### Your instructions
Repeat the records exactly. Every line must match.

### Data lines
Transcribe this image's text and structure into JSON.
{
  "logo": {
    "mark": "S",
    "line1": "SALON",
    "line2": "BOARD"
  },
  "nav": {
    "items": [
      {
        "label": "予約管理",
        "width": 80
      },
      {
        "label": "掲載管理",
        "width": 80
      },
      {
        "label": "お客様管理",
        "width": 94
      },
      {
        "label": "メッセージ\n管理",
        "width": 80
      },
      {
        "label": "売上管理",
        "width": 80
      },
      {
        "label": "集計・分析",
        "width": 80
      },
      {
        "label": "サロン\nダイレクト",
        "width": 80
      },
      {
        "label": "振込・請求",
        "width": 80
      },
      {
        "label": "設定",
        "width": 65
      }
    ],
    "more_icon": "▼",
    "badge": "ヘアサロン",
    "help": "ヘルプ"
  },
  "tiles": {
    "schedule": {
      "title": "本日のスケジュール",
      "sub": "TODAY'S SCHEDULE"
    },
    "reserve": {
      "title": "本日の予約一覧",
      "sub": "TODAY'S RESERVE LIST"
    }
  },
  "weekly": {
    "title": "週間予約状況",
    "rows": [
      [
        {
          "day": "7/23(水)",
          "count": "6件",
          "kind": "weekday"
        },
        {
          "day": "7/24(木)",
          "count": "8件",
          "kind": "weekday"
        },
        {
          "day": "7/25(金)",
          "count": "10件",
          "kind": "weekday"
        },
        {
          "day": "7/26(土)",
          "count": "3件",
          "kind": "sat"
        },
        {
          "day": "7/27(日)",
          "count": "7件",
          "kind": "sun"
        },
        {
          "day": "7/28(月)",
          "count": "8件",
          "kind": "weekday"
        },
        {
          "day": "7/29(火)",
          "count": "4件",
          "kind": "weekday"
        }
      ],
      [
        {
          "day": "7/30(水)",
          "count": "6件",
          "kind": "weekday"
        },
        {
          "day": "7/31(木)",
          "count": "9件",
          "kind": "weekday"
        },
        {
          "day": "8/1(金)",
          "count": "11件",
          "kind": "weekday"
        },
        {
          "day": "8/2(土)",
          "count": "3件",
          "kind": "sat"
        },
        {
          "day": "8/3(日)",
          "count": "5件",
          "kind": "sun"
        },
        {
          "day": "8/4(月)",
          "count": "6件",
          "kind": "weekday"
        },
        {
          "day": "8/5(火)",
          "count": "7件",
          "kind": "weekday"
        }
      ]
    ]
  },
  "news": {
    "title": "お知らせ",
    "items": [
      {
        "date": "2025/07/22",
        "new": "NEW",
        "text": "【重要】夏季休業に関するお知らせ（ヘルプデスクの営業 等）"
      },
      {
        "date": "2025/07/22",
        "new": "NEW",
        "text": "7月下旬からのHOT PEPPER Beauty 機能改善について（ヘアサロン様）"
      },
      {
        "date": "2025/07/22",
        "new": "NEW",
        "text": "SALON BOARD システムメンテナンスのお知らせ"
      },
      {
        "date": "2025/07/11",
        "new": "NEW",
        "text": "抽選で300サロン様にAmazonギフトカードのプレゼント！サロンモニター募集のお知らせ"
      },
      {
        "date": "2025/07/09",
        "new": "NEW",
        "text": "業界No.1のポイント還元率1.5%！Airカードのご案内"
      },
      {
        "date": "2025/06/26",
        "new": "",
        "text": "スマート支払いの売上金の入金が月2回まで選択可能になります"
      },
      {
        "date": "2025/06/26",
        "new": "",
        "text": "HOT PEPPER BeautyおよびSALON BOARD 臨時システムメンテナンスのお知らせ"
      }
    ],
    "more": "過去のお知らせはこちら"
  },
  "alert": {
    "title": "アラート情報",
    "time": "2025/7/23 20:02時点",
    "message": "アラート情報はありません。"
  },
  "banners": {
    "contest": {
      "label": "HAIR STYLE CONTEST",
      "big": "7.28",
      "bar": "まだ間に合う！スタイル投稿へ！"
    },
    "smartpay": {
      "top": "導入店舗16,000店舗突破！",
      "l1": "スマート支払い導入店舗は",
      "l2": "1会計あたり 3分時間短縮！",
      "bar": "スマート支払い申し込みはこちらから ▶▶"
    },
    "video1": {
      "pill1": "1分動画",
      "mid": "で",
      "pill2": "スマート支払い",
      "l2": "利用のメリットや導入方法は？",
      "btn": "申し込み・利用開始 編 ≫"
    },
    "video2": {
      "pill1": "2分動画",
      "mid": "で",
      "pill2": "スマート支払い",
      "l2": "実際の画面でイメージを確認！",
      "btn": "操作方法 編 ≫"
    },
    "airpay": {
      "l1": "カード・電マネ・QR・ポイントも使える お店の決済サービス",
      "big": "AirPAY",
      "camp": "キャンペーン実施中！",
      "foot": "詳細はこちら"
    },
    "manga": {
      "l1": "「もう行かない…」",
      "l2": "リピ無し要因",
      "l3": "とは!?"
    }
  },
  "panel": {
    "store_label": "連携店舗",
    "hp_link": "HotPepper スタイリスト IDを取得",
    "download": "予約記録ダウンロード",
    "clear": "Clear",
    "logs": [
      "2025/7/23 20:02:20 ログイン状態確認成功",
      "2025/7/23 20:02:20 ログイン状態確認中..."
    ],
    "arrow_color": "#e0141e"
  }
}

### Answer
Transcribe this image's text and structure into JSON.
{
  "logo": {
    "mark": "S",
    "line1": "SALON",
    "line2": "BOARD"
  },
  "nav": {
    "items": [
      {
        "label": "予約管理",
        "width": 80
      },
      {
        "label": "掲載管理",
        "width": 80
      },
      {
        "label": "お客様管理",
        "width": 94
      },
      {
        "label": "メッセージ\n管理",
        "width": 80
      },
      {
        "label": "売上管理",
        "width": 80
      },
      {
        "label": "集計・分析",
        "width": 80
      },
      {
        "label": "サロン\nダイレクト",
        "width": 80
      },
      {
        "label": "振込・請求",
        "width": 80
      },
      {
        "label": "設定",
        "width": 65
      }
    ],
    "more_icon": "▼",
    "badge": "ヘアサロン",
    "help": "ヘルプ"
  },
  "tiles": {
    "schedule": {
      "title": "本日のスケジュール",
      "sub": "TODAY'S SCHEDULE"
    },
    "reserve": {
      "title": "本日の予約一覧",
      "sub": "TODAY'S RESERVE LIST"
    }
  },
  "weekly": {
    "title": "週間予約状況",
    "rows": [
      [
        {
          "day": "7/23(水)",
          "count": "6件",
          "kind": "weekday"
        },
        {
          "day": "7/24(木)",
          "count": "8件",
          "kind": "weekday"
        },
        {
          "day": "7/25(金)",
          "count": "10件",
          "kind": "weekday"
        },
        {
          "day": "7/26(土)",
          "count": "3件",
          "kind": "sat"
        },
        {
          "day": "7/27(日)",
          "count": "7件",
          "kind": "sun"
        },
        {
          "day": "7/28(月)",
          "count": "8件",
          "kind": "weekday"
        },
        {
          "day": "7/29(火)",
          "count": "4件",
          "kind": "weekday"
        }
      ],
      [
        {
          "day": "7/30(水)",
          "count": "6件",
          "kind": "weekday"
        },
        {
          "day": "7/31(木)",
          "count": "9件",
          "kind": "weekday"
        },
        {
          "day": "8/1(金)",
          "count": "11件",
          "kind": "weekday"
        },
        {
          "day": "8/2(土)",
          "count": "3件",
          "kind": "sat"
        },
        {
          "day": "8/3(日)",
          "count": "5件",
          "kind": "sun"
        },
        {
          "day": "8/4(月)",
          "count": "6件",
          "kind": "weekday"
        },
        {
          "day": "8/5(火)",
          "count": "7件",
          "kind": "weekday"
        }
      ]
    ]
  },
  "news": {
    "title": "お知らせ",
    "items": [
      {
        "date": "2025/07/22",
        "new": "NEW",
        "text": "【重要】夏季休業に関するお知らせ（ヘルプデスクの営業 等）"
      },
      {
        "date": "2025/07/22",
        "new": "NEW",
        "text": "7月下旬からのHOT PEPPER Beauty 機能改善について（ヘアサロン様）"
      },
      {
        "date": "2025/07/22",
        "new": "NEW",
        "text": "SALON BOARD システムメンテナンスのお知らせ"
      },
      {
        "date": "2025/07/11",
        "new": "NEW",
        "text": "抽選で300サロン様にAmazonギフトカードのプレゼント！サロンモニター募集のお知らせ"
      },
      {
        "date": "2025/07/09",
        "new": "NEW",
        "text": "業界No.1のポイント還元率1.5%！Airカードのご案内"
      },
      {
        "date": "2025/06/26",
        "new": "",
        "text": "スマート支払いの売上金の入金が月2回まで選択可能になります"
      },
      {
        "date": "2025/06/26",
        "new": "",
        "text": "HOT PEPPER BeautyおよびSALON BOARD 臨時システムメンテナンスのお知らせ"
      }
    ],
    "more": "過去のお知らせはこちら"
  },
  "alert": {
    "title": "アラート情報",
    "time": "2025/7/23 20:02時点",
    "message": "アラート情報はありません。"
  },
  "banners": {
    "contest": {
      "label": "HAIR STYLE CONTEST",
      "big": "7.28",
      "bar": "まだ間に合う！スタイル投稿へ！"
    },
    "smartpay": {
      "top": "導入店舗16,000店舗突破！",
      "l1": "スマート支払い導入店舗は",
      "l2": "1会計あたり 3分時間短縮！",
      "bar": "スマート支払い申し込みはこちらから ▶▶"
    },
    "video1": {
      "pill1": "1分動画",
      "mid": "で",
      "pill2": "スマート支払い",
      "l2": "利用のメリットや導入方法は？",
      "btn": "申し込み・利用開始 編 ≫"
    },
    "video2": {
      "pill1": "2分動画",
      "mid": "で",
      "pill2": "スマート支払い",
      "l2": "実際の画面でイメージを確認！",
      "btn": "操作方法 編 ≫"
    },
    "airpay": {
      "l1": "カード・電マネ・QR・ポイントも使える お店の決済サービス",
      "big": "AirPAY",
      "camp": "キャンペーン実施中！",
      "foot": "詳細はこちら"
    },
    "manga": {
      "l1": "「もう行かない…」",
      "l2": "リピ無し要因",
      "l3": "とは!?"
    }
  },
  "panel": {
    "store_label": "連携店舗",
    "hp_link": "HotPepper スタイリスト IDを取得",
    "download": "予約記録ダウンロード",
    "clear": "Clear",
    "logs": [
      "2025/7/23 20:02:20 ログイン状態確認成功",
      "2025/7/23 20:02:20 ログイン状態確認中..."
    ],
    "arrow_color": "#e0141e"
  }
}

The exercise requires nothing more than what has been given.